DIRECTIVE A » In the saved entries, from the start through the line with "colorbar-swatch (837, 595, 849, 632)", swap every "station-dot" for "station-marker" and write those lines out again with everything else unchanged.

SELECTED PASSAGE »
--------------------------------

Based on table 1 shows the X1 variable has a coefficient of 0.011 and a significance value of 0.598. The variable X1 has a significance value greater than the confidence level of 0.05 (5%), so it shows that the Debt to Equity Ratio (DER) does not have a significant effect on the Property and Real Estate Sector Stock Returns, thus accepting Ho and rejecting H1. The results of this study support previous research conducted by Asmi (2014), Kamar (2017), and Sari (2012) which shows that Debt to Equity Ratio (DER) has no significant effect on stock returns.
Based on table 1 shows the variable X2 has a coefficient value of 0.012 and a significance value of 0.016. The variable X2 has a significance value smaller than the confidence level of 0.05 (5%), so it shows that Price to Book Value (PBV) has a significant effect on the Property and Real Estate Sector Stock Returns. Coefficient value (+) indicates that PBV has a positive and significant effect on Property and Real Estate Sector Stock Returns, thus rejecting Ho and receiving H2. The results of this study support the previous research conducted by Arista and Astohar (2012), Asmi (2014), and Karlina and Widanaputra (2016) which show that Price to Book Value (PBV) has a positive and significant effect on stock returns.

--------------------------------

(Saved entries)
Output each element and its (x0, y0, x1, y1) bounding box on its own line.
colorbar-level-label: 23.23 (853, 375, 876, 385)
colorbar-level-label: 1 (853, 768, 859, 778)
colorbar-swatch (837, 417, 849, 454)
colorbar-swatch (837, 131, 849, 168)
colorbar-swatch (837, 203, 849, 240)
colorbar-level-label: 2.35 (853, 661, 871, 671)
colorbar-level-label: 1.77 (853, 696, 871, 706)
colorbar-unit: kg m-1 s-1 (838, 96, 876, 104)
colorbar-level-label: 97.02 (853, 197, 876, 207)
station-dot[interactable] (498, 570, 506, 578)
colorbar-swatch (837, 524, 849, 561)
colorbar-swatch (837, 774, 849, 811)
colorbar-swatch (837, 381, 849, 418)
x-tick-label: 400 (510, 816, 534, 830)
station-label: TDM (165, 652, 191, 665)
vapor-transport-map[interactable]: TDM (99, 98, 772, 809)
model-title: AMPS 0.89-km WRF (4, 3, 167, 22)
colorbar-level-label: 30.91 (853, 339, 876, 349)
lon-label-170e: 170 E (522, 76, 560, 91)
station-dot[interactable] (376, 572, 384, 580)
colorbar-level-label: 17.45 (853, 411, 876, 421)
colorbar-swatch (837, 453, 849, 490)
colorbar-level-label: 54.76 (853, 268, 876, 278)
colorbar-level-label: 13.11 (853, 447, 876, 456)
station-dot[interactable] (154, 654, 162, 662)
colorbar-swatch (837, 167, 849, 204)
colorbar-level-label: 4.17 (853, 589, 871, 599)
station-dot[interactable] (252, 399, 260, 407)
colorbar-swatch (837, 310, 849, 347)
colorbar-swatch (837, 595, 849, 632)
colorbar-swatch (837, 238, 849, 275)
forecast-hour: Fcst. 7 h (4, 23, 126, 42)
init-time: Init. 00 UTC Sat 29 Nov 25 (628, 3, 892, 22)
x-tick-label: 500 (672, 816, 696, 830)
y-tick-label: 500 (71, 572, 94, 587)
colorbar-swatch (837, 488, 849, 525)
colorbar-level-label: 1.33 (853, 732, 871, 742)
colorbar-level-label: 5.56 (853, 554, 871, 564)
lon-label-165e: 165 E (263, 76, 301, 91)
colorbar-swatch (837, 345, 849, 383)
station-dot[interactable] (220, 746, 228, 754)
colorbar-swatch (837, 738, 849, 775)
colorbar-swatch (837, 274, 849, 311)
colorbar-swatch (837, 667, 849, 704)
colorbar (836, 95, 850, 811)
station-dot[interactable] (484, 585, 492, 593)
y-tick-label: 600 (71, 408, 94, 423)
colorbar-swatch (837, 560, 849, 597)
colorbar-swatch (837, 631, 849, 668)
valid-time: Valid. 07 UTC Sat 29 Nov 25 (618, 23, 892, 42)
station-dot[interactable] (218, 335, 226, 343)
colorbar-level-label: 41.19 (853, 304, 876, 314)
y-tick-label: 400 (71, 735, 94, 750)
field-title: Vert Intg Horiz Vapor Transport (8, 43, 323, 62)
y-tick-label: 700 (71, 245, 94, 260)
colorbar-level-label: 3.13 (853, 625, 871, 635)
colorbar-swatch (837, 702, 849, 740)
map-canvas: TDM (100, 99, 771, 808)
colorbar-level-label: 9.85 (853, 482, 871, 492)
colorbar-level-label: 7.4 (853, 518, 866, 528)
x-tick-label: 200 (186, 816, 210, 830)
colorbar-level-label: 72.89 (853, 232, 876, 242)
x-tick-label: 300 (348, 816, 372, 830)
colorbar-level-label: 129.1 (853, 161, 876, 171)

--------------------------------

DIRECTIVE B »
Answer these questions about the passage on stock returns:
(i) What significance value does the X1 variable have?
(ii) What does the X2 variable stand for?
(iii) According to the passage, what effect does Price to Book Value (PBV) have on Property and Real Estate Sector Stock Returns?

WRITTEN ANSWER A »
Output each element and its (x0, y0, x1, y1) bounding box on its own line.
colorbar-level-label: 23.23 (853, 375, 876, 385)
colorbar-level-label: 1 (853, 768, 859, 778)
colorbar-swatch (837, 417, 849, 454)
colorbar-swatch (837, 131, 849, 168)
colorbar-swatch (837, 203, 849, 240)
colorbar-level-label: 2.35 (853, 661, 871, 671)
colorbar-level-label: 1.77 (853, 696, 871, 706)
colorbar-unit: kg m-1 s-1 (838, 96, 876, 104)
colorbar-level-label: 97.02 (853, 197, 876, 207)
station-marker[interactable] (498, 570, 506, 578)
colorbar-swatch (837, 524, 849, 561)
colorbar-swatch (837, 774, 849, 811)
colorbar-swatch (837, 381, 849, 418)
x-tick-label: 400 (510, 816, 534, 830)
station-label: TDM (165, 652, 191, 665)
vapor-transport-map[interactable]: TDM (99, 98, 772, 809)
model-title: AMPS 0.89-km WRF (4, 3, 167, 22)
colorbar-level-label: 30.91 (853, 339, 876, 349)
lon-label-170e: 170 E (522, 76, 560, 91)
station-marker[interactable] (376, 572, 384, 580)
colorbar-level-label: 17.45 (853, 411, 876, 421)
colorbar-swatch (837, 453, 849, 490)
colorbar-level-label: 54.76 (853, 268, 876, 278)
colorbar-level-label: 13.11 (853, 447, 876, 456)
station-marker[interactable] (154, 654, 162, 662)
colorbar-swatch (837, 167, 849, 204)
colorbar-level-label: 4.17 (853, 589, 871, 599)
station-marker[interactable] (252, 399, 260, 407)
colorbar-swatch (837, 310, 849, 347)
colorbar-swatch (837, 595, 849, 632)

WRITTEN ANSWER B »
(i) 0.598
(ii) Price to Book Value (PBV)
(iii) A positive and significant effect